> [Brief]: What follows is a set of entries. Repeat them exactly, but not their pictures.

> [Provided data]:
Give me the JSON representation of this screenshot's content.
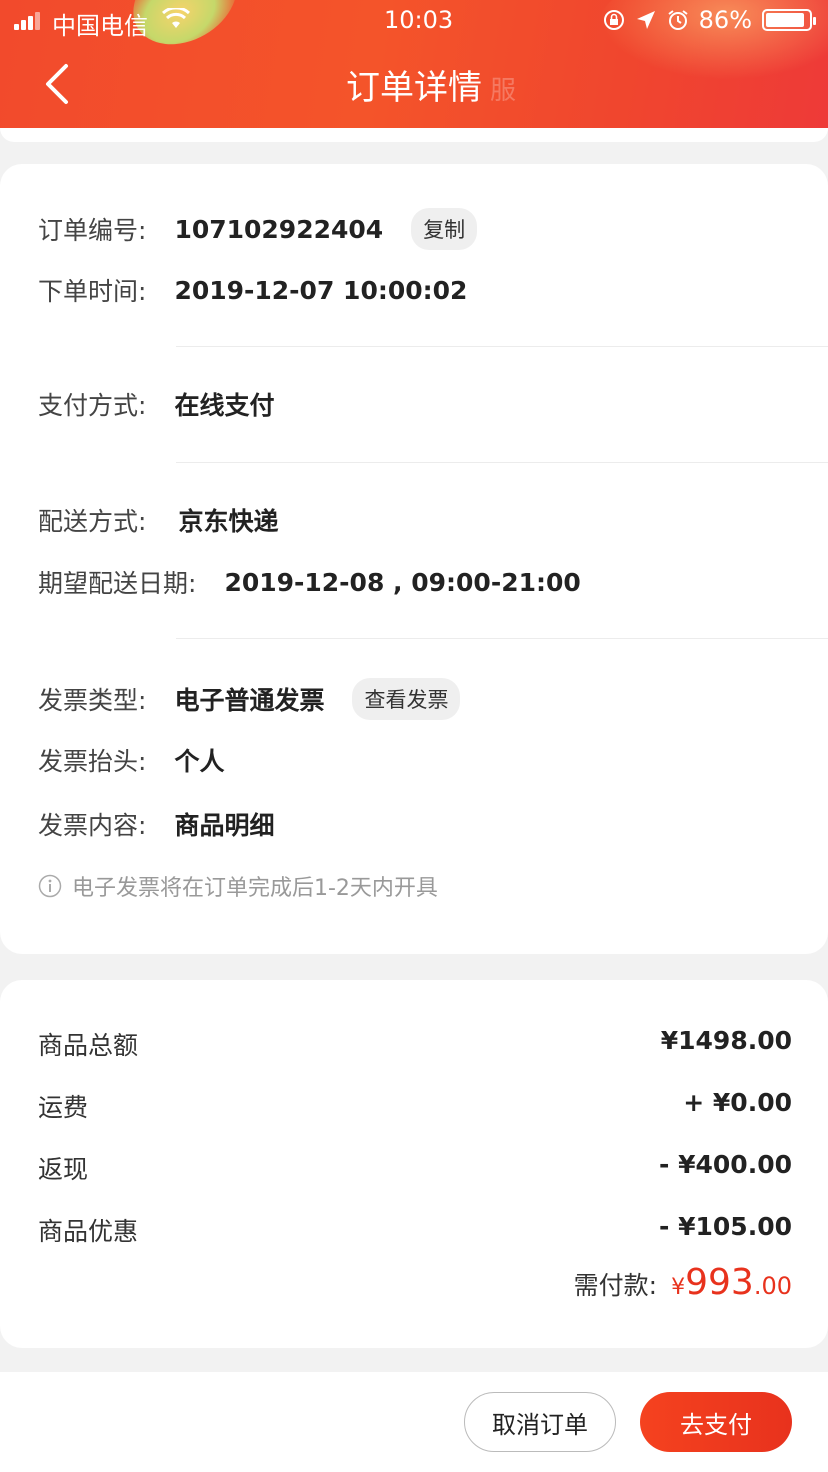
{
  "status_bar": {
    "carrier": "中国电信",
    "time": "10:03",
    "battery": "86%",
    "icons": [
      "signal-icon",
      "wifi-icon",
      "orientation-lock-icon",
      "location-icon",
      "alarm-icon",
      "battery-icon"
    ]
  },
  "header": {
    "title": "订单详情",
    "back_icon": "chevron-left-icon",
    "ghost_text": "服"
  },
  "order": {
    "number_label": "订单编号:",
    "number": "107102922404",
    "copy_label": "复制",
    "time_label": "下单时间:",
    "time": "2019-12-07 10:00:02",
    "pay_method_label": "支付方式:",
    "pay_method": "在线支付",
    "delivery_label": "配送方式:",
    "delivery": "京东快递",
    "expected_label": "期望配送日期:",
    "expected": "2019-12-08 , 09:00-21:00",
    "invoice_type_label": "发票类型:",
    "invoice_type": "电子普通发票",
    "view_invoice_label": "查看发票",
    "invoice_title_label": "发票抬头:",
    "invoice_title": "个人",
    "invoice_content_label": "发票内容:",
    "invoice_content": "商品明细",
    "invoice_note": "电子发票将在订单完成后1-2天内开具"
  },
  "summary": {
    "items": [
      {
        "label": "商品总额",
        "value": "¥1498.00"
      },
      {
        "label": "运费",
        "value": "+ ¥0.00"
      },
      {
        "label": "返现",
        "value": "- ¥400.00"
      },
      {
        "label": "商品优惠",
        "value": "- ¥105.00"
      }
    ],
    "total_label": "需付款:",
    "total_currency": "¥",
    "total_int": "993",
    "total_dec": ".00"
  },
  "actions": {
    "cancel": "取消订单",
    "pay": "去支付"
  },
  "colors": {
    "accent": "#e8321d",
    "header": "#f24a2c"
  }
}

> [Result]:
Give me the JSON representation of this screenshot's content.
{
  "status_bar": {
    "carrier": "中国电信",
    "time": "10:03",
    "battery": "86%",
    "icons": [
      "signal-icon",
      "wifi-icon",
      "orientation-lock-icon",
      "location-icon",
      "alarm-icon",
      "battery-icon"
    ]
  },
  "header": {
    "title": "订单详情",
    "back_icon": "chevron-left-icon",
    "ghost_text": "服"
  },
  "order": {
    "number_label": "订单编号:",
    "number": "107102922404",
    "copy_label": "复制",
    "time_label": "下单时间:",
    "time": "2019-12-07 10:00:02",
    "pay_method_label": "支付方式:",
    "pay_method": "在线支付",
    "delivery_label": "配送方式:",
    "delivery": "京东快递",
    "expected_label": "期望配送日期:",
    "expected": "2019-12-08 , 09:00-21:00",
    "invoice_type_label": "发票类型:",
    "invoice_type": "电子普通发票",
    "view_invoice_label": "查看发票",
    "invoice_title_label": "发票抬头:",
    "invoice_title": "个人",
    "invoice_content_label": "发票内容:",
    "invoice_content": "商品明细",
    "invoice_note": "电子发票将在订单完成后1-2天内开具"
  },
  "summary": {
    "items": [
      {
        "label": "商品总额",
        "value": "¥1498.00"
      },
      {
        "label": "运费",
        "value": "+ ¥0.00"
      },
      {
        "label": "返现",
        "value": "- ¥400.00"
      },
      {
        "label": "商品优惠",
        "value": "- ¥105.00"
      }
    ],
    "total_label": "需付款:",
    "total_currency": "¥",
    "total_int": "993",
    "total_dec": ".00"
  },
  "actions": {
    "cancel": "取消订单",
    "pay": "去支付"
  },
  "colors": {
    "accent": "#e8321d",
    "header": "#f24a2c"
  }
}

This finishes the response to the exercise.